[Data records]
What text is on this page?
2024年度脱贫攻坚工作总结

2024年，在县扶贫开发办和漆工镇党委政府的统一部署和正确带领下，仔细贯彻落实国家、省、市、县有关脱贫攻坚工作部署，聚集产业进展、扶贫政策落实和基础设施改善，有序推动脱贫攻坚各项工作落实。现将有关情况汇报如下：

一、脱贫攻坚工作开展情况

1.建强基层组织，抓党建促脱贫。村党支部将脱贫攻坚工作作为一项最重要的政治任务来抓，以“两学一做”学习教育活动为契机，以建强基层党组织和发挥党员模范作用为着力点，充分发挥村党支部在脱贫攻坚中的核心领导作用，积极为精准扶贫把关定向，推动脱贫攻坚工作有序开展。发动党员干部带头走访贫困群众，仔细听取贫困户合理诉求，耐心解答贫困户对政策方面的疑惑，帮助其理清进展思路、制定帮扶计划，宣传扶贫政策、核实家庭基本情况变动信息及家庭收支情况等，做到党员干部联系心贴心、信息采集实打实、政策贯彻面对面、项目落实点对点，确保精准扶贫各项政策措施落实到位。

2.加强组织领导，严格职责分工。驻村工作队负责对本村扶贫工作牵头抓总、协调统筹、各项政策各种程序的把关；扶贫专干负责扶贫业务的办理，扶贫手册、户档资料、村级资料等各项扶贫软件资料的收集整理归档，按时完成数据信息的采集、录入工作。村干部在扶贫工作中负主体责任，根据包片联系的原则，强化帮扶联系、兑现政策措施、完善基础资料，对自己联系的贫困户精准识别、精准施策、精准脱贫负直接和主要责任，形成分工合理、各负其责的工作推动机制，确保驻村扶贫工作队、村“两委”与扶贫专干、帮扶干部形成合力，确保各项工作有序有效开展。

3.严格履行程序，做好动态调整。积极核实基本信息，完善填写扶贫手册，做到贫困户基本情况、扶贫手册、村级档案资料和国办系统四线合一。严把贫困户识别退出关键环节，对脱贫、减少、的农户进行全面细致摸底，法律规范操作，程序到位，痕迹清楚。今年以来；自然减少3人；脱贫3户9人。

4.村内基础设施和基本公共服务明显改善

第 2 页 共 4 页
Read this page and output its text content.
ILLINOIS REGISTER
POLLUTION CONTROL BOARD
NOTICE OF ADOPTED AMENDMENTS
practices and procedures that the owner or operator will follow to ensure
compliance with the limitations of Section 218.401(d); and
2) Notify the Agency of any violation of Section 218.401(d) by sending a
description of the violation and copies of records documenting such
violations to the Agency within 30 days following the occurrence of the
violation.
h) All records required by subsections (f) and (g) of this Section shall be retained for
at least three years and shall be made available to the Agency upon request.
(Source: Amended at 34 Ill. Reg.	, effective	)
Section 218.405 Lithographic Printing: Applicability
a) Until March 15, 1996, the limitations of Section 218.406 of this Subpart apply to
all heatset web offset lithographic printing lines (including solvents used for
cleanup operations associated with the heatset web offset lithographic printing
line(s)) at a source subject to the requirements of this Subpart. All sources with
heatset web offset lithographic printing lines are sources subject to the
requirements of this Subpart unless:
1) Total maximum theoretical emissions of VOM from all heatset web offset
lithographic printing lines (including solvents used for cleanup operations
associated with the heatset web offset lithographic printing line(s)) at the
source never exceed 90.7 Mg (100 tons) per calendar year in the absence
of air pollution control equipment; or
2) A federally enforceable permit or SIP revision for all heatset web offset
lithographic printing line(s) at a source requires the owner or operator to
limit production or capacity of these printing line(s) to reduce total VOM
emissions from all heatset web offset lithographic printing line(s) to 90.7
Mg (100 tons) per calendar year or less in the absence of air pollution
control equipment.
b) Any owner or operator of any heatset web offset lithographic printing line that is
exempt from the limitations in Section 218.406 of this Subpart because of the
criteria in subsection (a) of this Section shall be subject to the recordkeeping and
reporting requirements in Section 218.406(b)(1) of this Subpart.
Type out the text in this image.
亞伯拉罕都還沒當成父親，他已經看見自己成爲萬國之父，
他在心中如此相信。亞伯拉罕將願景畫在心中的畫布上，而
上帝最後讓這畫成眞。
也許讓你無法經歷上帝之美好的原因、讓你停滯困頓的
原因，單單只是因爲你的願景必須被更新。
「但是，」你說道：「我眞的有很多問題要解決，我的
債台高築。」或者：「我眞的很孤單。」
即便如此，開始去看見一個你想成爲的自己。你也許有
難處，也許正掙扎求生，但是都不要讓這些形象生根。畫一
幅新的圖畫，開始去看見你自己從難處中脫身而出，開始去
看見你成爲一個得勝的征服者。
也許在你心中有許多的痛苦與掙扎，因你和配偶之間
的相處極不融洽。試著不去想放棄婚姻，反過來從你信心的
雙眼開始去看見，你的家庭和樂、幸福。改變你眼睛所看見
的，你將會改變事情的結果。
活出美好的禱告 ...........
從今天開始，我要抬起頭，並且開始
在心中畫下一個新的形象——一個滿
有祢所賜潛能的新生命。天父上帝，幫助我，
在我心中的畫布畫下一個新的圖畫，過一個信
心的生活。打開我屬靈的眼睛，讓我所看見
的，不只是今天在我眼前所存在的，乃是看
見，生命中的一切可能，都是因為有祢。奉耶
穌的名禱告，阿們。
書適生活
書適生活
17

REQUIREMENTS: Exactly reproduce the material above.

SOLUTION TO THIS TASK:
What text is on this page?
2024年度脱贫攻坚工作总结

2024年，在县扶贫开发办和漆工镇党委政府的统一部署和正确带领下，仔细贯彻落实国家、省、市、县有关脱贫攻坚工作部署，聚集产业进展、扶贫政策落实和基础设施改善，有序推动脱贫攻坚各项工作落实。现将有关情况汇报如下：

一、脱贫攻坚工作开展情况

1.建强基层组织，抓党建促脱贫。村党支部将脱贫攻坚工作作为一项最重要的政治任务来抓，以“两学一做”学习教育活动为契机，以建强基层党组织和发挥党员模范作用为着力点，充分发挥村党支部在脱贫攻坚中的核心领导作用，积极为精准扶贫把关定向，推动脱贫攻坚工作有序开展。发动党员干部带头走访贫困群众，仔细听取贫困户合理诉求，耐心解答贫困户对政策方面的疑惑，帮助其理清进展思路、制定帮扶计划，宣传扶贫政策、核实家庭基本情况变动信息及家庭收支情况等，做到党员干部联系心贴心、信息采集实打实、政策贯彻面对面、项目落实点对点，确保精准扶贫各项政策措施落实到位。

2.加强组织领导，严格职责分工。驻村工作队负责对本村扶贫工作牵头抓总、协调统筹、各项政策各种程序的把关；扶贫专干负责扶贫业务的办理，扶贫手册、户档资料、村级资料等各项扶贫软件资料的收集整理归档，按时完成数据信息的采集、录入工作。村干部在扶贫工作中负主体责任，根据包片联系的原则，强化帮扶联系、兑现政策措施、完善基础资料，对自己联系的贫困户精准识别、精准施策、精准脱贫负直接和主要责任，形成分工合理、各负其责的工作推动机制，确保驻村扶贫工作队、村“两委”与扶贫专干、帮扶干部形成合力，确保各项工作有序有效开展。

3.严格履行程序，做好动态调整。积极核实基本信息，完善填写扶贫手册，做到贫困户基本情况、扶贫手册、村级档案资料和国办系统四线合一。严把贫困户识别退出关键环节，对脱贫、减少、的农户进行全面细致摸底，法律规范操作，程序到位，痕迹清楚。今年以来；自然减少3人；脱贫3户9人。

4.村内基础设施和基本公共服务明显改善

第 2 页 共 4 页
Read this page and output its text content.
ILLINOIS REGISTER
POLLUTION CONTROL BOARD
NOTICE OF ADOPTED AMENDMENTS
practices and procedures that the owner or operator will follow to ensure
compliance with the limitations of Section 218.401(d); and
2) Notify the Agency of any violation of Section 218.401(d) by sending a
description of the violation and copies of records documenting such
violations to the Agency within 30 days following the occurrence of the
violation.
h) All records required by subsections (f) and (g) of this Section shall be retained for
at least three years and shall be made available to the Agency upon request.
(Source: Amended at 34 Ill. Reg.	, effective	)
Section 218.405 Lithographic Printing: Applicability
a) Until March 15, 1996, the limitations of Section 218.406 of this Subpart apply to
all heatset web offset lithographic printing lines (including solvents used for
cleanup operations associated with the heatset web offset lithographic printing
line(s)) at a source subject to the requirements of this Subpart. All sources with
heatset web offset lithographic printing lines are sources subject to the
requirements of this Subpart unless:
1) Total maximum theoretical emissions of VOM from all heatset web offset
lithographic printing lines (including solvents used for cleanup operations
associated with the heatset web offset lithographic printing line(s)) at the
source never exceed 90.7 Mg (100 tons) per calendar year in the absence
of air pollution control equipment; or
2) A federally enforceable permit or SIP revision for all heatset web offset
lithographic printing line(s) at a source requires the owner or operator to
limit production or capacity of these printing line(s) to reduce total VOM
emissions from all heatset web offset lithographic printing line(s) to 90.7
Mg (100 tons) per calendar year or less in the absence of air pollution
control equipment.
b) Any owner or operator of any heatset web offset lithographic printing line that is
exempt from the limitations in Section 218.406 of this Subpart because of the
criteria in subsection (a) of this Section shall be subject to the recordkeeping and
reporting requirements in Section 218.406(b)(1) of this Subpart.
Type out the text in this image.
亞伯拉罕都還沒當成父親，他已經看見自己成爲萬國之父，
他在心中如此相信。亞伯拉罕將願景畫在心中的畫布上，而
上帝最後讓這畫成眞。
也許讓你無法經歷上帝之美好的原因、讓你停滯困頓的
原因，單單只是因爲你的願景必須被更新。
「但是，」你說道：「我眞的有很多問題要解決，我的
債台高築。」或者：「我眞的很孤單。」
即便如此，開始去看見一個你想成爲的自己。你也許有
難處，也許正掙扎求生，但是都不要讓這些形象生根。畫一
幅新的圖畫，開始去看見你自己從難處中脫身而出，開始去
看見你成爲一個得勝的征服者。
也許在你心中有許多的痛苦與掙扎，因你和配偶之間
的相處極不融洽。試著不去想放棄婚姻，反過來從你信心的
雙眼開始去看見，你的家庭和樂、幸福。改變你眼睛所看見
的，你將會改變事情的結果。
活出美好的禱告 ...........
從今天開始，我要抬起頭，並且開始
在心中畫下一個新的形象——一個滿
有祢所賜潛能的新生命。天父上帝，幫助我，
在我心中的畫布畫下一個新的圖畫，過一個信
心的生活。打開我屬靈的眼睛，讓我所看見
的，不只是今天在我眼前所存在的，乃是看
見，生命中的一切可能，都是因為有祢。奉耶
穌的名禱告，阿們。
書適生活
書適生活
17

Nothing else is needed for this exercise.